§ **EXERCISE DIRECTIONS**
Go over the entries below line by line, copying each one that contains the word "Count".

§ **INFORMATION GIVEN**
◆ ◆ ◆ ◆ ◆ ◆ ◆

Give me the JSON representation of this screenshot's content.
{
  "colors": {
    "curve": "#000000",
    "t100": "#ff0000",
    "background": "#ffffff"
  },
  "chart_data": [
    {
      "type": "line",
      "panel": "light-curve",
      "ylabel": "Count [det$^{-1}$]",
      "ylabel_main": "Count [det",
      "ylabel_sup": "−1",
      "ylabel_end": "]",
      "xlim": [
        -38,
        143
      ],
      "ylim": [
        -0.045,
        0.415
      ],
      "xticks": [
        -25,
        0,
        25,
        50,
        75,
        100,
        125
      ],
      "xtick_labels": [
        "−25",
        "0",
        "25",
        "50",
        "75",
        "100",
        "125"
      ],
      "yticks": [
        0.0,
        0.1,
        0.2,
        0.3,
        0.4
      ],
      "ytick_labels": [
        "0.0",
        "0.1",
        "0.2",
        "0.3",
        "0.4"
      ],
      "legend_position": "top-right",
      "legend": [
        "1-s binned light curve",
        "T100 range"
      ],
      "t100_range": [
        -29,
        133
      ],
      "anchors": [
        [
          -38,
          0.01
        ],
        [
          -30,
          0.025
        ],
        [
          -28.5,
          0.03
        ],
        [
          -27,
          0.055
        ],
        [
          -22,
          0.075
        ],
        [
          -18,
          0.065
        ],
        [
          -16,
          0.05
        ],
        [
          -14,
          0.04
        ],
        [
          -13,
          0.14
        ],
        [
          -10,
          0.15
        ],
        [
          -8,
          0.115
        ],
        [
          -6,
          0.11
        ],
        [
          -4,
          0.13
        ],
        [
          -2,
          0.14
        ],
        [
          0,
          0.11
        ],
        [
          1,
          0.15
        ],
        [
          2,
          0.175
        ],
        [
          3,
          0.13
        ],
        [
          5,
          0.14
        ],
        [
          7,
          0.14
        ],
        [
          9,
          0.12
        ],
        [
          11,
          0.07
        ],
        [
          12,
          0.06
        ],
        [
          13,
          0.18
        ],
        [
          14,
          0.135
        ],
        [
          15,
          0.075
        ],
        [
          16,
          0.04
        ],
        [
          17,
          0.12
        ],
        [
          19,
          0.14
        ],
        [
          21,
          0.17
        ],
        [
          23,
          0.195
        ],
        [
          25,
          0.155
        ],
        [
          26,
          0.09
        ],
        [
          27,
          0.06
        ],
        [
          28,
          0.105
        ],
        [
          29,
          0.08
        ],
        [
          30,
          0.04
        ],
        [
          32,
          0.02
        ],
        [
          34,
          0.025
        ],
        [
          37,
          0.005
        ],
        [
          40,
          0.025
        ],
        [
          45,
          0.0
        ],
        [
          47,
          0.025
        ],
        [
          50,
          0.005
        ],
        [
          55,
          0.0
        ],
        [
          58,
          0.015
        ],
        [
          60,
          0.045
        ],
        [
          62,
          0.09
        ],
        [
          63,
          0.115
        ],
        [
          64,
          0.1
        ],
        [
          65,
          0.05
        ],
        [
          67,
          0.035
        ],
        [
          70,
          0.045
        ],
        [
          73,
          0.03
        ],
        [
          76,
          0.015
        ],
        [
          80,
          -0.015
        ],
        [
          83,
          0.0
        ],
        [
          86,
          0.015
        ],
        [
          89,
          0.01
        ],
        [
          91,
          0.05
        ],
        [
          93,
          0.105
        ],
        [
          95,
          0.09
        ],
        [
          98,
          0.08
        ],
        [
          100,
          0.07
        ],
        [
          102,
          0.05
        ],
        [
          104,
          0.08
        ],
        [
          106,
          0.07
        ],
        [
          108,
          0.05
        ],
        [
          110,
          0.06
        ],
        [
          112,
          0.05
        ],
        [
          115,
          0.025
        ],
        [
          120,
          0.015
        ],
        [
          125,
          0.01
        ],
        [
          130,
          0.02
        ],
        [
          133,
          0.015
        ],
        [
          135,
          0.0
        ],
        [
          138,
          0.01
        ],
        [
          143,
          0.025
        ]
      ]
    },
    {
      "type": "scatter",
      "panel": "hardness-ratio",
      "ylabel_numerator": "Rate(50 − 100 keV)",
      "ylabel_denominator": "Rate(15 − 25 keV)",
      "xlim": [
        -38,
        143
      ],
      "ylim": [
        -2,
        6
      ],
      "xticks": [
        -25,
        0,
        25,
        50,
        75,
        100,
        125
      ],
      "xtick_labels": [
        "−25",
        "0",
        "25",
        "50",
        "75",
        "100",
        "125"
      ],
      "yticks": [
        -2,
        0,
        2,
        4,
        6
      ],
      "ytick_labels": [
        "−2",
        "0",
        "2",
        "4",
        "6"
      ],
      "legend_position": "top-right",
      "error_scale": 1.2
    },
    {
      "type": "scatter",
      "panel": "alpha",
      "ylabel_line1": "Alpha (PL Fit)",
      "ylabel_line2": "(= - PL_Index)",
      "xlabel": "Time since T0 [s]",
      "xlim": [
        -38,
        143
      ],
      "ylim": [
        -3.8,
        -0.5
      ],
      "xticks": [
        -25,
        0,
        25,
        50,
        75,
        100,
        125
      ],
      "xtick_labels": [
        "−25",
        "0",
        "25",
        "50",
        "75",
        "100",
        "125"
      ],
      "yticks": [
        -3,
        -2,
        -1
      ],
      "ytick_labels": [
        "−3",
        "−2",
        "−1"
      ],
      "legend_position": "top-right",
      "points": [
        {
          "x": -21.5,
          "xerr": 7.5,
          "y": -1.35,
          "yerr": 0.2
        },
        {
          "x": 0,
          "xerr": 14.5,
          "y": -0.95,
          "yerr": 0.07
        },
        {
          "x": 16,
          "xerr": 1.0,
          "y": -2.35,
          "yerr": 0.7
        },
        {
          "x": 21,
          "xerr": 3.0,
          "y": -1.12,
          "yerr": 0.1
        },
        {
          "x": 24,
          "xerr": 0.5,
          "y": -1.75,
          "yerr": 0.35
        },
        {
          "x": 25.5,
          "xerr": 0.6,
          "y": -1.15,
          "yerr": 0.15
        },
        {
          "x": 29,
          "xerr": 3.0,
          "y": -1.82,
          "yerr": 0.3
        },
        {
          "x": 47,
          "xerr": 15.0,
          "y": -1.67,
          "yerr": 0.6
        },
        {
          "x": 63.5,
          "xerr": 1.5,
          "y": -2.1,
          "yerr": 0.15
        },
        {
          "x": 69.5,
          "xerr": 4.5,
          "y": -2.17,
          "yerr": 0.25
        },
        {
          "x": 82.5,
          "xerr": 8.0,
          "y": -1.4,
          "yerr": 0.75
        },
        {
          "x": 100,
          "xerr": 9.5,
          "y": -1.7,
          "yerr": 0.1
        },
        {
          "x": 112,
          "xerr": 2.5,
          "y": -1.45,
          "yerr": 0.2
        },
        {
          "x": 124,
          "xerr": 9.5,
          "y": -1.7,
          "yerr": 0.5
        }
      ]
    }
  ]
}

◆ ◆ ◆ ◆ ◆ ◆ ◆

§ **TASK OUTPUT**
      "ylabel": "Count [det$^{-1}$]",
      "ylabel_main": "Count [det",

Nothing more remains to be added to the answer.